*** Information provided

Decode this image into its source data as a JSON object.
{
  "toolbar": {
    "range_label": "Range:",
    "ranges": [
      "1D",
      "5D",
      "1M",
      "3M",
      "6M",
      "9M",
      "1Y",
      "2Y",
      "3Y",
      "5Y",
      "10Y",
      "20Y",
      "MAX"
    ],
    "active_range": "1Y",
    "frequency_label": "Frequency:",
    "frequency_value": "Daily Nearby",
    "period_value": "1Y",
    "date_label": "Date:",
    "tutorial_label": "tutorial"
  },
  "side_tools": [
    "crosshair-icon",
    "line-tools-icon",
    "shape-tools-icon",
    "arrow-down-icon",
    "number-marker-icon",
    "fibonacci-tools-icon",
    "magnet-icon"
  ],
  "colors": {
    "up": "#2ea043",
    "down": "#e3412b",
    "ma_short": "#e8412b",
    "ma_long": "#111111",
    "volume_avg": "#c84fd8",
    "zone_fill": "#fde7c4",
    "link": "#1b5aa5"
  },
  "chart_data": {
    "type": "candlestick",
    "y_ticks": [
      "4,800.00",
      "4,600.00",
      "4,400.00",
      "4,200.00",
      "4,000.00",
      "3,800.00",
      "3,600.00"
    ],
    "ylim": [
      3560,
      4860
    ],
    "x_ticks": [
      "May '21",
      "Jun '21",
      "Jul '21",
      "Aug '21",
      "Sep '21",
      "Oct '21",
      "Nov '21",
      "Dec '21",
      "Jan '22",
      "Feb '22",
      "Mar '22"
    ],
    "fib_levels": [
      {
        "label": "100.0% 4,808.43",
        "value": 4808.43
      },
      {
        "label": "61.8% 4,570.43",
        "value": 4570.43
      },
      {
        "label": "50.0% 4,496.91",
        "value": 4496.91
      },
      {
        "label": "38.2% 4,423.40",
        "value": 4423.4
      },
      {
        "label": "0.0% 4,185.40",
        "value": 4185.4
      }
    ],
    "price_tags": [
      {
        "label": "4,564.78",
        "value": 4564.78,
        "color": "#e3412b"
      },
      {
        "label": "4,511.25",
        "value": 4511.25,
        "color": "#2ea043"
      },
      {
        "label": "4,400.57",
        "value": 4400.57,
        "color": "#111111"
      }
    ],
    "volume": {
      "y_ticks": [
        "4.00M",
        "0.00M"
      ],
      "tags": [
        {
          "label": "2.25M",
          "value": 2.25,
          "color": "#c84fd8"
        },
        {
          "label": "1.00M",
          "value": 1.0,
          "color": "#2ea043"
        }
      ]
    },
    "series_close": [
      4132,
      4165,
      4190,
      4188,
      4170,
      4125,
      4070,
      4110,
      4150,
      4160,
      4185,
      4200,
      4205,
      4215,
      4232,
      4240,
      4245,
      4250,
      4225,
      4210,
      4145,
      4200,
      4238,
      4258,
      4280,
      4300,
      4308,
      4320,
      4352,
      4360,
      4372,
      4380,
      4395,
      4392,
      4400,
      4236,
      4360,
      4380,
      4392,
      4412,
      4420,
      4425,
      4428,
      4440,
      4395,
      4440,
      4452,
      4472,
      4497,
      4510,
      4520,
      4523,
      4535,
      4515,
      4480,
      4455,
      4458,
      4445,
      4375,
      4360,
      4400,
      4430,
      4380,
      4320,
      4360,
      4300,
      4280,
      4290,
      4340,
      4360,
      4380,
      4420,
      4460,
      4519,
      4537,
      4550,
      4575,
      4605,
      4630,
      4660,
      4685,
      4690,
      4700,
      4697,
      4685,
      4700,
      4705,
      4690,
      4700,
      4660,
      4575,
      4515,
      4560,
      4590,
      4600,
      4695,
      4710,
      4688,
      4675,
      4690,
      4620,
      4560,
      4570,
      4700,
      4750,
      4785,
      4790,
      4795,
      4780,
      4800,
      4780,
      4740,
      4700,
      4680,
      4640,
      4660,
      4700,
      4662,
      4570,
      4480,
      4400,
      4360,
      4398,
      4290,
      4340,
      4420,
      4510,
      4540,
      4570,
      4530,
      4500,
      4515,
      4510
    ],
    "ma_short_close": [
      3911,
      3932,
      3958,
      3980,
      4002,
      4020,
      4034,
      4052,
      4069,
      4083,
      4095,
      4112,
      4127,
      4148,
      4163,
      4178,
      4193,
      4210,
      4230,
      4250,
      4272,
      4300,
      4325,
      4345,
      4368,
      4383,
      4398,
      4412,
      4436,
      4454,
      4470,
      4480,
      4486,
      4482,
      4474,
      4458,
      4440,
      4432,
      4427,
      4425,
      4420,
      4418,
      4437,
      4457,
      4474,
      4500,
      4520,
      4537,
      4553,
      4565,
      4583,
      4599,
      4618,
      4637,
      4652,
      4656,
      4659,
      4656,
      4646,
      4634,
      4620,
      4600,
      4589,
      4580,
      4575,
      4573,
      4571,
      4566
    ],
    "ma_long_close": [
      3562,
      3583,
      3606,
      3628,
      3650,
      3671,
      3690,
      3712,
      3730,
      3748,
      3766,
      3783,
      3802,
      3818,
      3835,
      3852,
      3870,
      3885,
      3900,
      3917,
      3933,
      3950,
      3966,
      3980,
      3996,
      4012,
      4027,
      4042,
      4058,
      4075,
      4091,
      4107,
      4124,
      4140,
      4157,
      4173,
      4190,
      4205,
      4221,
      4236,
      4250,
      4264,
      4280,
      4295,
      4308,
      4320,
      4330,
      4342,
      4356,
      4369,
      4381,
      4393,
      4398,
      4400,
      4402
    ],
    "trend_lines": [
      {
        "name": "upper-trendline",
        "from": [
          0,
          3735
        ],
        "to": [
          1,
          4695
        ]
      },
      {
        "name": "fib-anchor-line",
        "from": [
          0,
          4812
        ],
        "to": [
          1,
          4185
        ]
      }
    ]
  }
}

******

→ **What to do**
Repeat back the data above, exact to the last character.

→ **Final result**
Decode this image into its source data as a JSON object.
{
  "toolbar": {
    "range_label": "Range:",
    "ranges": [
      "1D",
      "5D",
      "1M",
      "3M",
      "6M",
      "9M",
      "1Y",
      "2Y",
      "3Y",
      "5Y",
      "10Y",
      "20Y",
      "MAX"
    ],
    "active_range": "1Y",
    "frequency_label": "Frequency:",
    "frequency_value": "Daily Nearby",
    "period_value": "1Y",
    "date_label": "Date:",
    "tutorial_label": "tutorial"
  },
  "side_tools": [
    "crosshair-icon",
    "line-tools-icon",
    "shape-tools-icon",
    "arrow-down-icon",
    "number-marker-icon",
    "fibonacci-tools-icon",
    "magnet-icon"
  ],
  "colors": {
    "up": "#2ea043",
    "down": "#e3412b",
    "ma_short": "#e8412b",
    "ma_long": "#111111",
    "volume_avg": "#c84fd8",
    "zone_fill": "#fde7c4",
    "link": "#1b5aa5"
  },
  "chart_data": {
    "type": "candlestick",
    "y_ticks": [
      "4,800.00",
      "4,600.00",
      "4,400.00",
      "4,200.00",
      "4,000.00",
      "3,800.00",
      "3,600.00"
    ],
    "ylim": [
      3560,
      4860
    ],
    "x_ticks": [
      "May '21",
      "Jun '21",
      "Jul '21",
      "Aug '21",
      "Sep '21",
      "Oct '21",
      "Nov '21",
      "Dec '21",
      "Jan '22",
      "Feb '22",
      "Mar '22"
    ],
    "fib_levels": [
      {
        "label": "100.0% 4,808.43",
        "value": 4808.43
      },
      {
        "label": "61.8% 4,570.43",
        "value": 4570.43
      },
      {
        "label": "50.0% 4,496.91",
        "value": 4496.91
      },
      {
        "label": "38.2% 4,423.40",
        "value": 4423.4
      },
      {
        "label": "0.0% 4,185.40",
        "value": 4185.4
      }
    ],
    "price_tags": [
      {
        "label": "4,564.78",
        "value": 4564.78,
        "color": "#e3412b"
      },
      {
        "label": "4,511.25",
        "value": 4511.25,
        "color": "#2ea043"
      },
      {
        "label": "4,400.57",
        "value": 4400.57,
        "color": "#111111"
      }
    ],
    "volume": {
      "y_ticks": [
        "4.00M",
        "0.00M"
      ],
      "tags": [
        {
          "label": "2.25M",
          "value": 2.25,
          "color": "#c84fd8"
        },
        {
          "label": "1.00M",
          "value": 1.0,
          "color": "#2ea043"
        }
      ]
    },
    "series_close": [
      4132,
      4165,
      4190,
      4188,
      4170,
      4125,
      4070,
      4110,
      4150,
      4160,
      4185,
      4200,
      4205,
      4215,
      4232,
      4240,
      4245,
      4250,
      4225,
      4210,
      4145,
      4200,
      4238,
      4258,
      4280,
      4300,
      4308,
      4320,
      4352,
      4360,
      4372,
      4380,
      4395,
      4392,
      4400,
      4236,
      4360,
      4380,
      4392,
      4412,
      4420,
      4425,
      4428,
      4440,
      4395,
      4440,
      4452,
      4472,
      4497,
      4510,
      4520,
      4523,
      4535,
      4515,
      4480,
      4455,
      4458,
      4445,
      4375,
      4360,
      4400,
      4430,
      4380,
      4320,
      4360,
      4300,
      4280,
      4290,
      4340,
      4360,
      4380,
      4420,
      4460,
      4519,
      4537,
      4550,
      4575,
      4605,
      4630,
      4660,
      4685,
      4690,
      4700,
      4697,
      4685,
      4700,
      4705,
      4690,
      4700,
      4660,
      4575,
      4515,
      4560,
      4590,
      4600,
      4695,
      4710,
      4688,
      4675,
      4690,
      4620,
      4560,
      4570,
      4700,
      4750,
      4785,
      4790,
      4795,
      4780,
      4800,
      4780,
      4740,
      4700,
      4680,
      4640,
      4660,
      4700,
      4662,
      4570,
      4480,
      4400,
      4360,
      4398,
      4290,
      4340,
      4420,
      4510,
      4540,
      4570,
      4530,
      4500,
      4515,
      4510
    ],
    "ma_short_close": [
      3911,
      3932,
      3958,
      3980,
      4002,
      4020,
      4034,
      4052,
      4069,
      4083,
      4095,
      4112,
      4127,
      4148,
      4163,
      4178,
      4193,
      4210,
      4230,
      4250,
      4272,
      4300,
      4325,
      4345,
      4368,
      4383,
      4398,
      4412,
      4436,
      4454,
      4470,
      4480,
      4486,
      4482,
      4474,
      4458,
      4440,
      4432,
      4427,
      4425,
      4420,
      4418,
      4437,
      4457,
      4474,
      4500,
      4520,
      4537,
      4553,
      4565,
      4583,
      4599,
      4618,
      4637,
      4652,
      4656,
      4659,
      4656,
      4646,
      4634,
      4620,
      4600,
      4589,
      4580,
      4575,
      4573,
      4571,
      4566
    ],
    "ma_long_close": [
      3562,
      3583,
      3606,
      3628,
      3650,
      3671,
      3690,
      3712,
      3730,
      3748,
      3766,
      3783,
      3802,
      3818,
      3835,
      3852,
      3870,
      3885,
      3900,
      3917,
      3933,
      3950,
      3966,
      3980,
      3996,
      4012,
      4027,
      4042,
      4058,
      4075,
      4091,
      4107,
      4124,
      4140,
      4157,
      4173,
      4190,
      4205,
      4221,
      4236,
      4250,
      4264,
      4280,
      4295,
      4308,
      4320,
      4330,
      4342,
      4356,
      4369,
      4381,
      4393,
      4398,
      4400,
      4402
    ],
    "trend_lines": [
      {
        "name": "upper-trendline",
        "from": [
          0,
          3735
        ],
        "to": [
          1,
          4695
        ]
      },
      {
        "name": "fib-anchor-line",
        "from": [
          0,
          4812
        ],
        "to": [
          1,
          4185
        ]
      }
    ]
  }
}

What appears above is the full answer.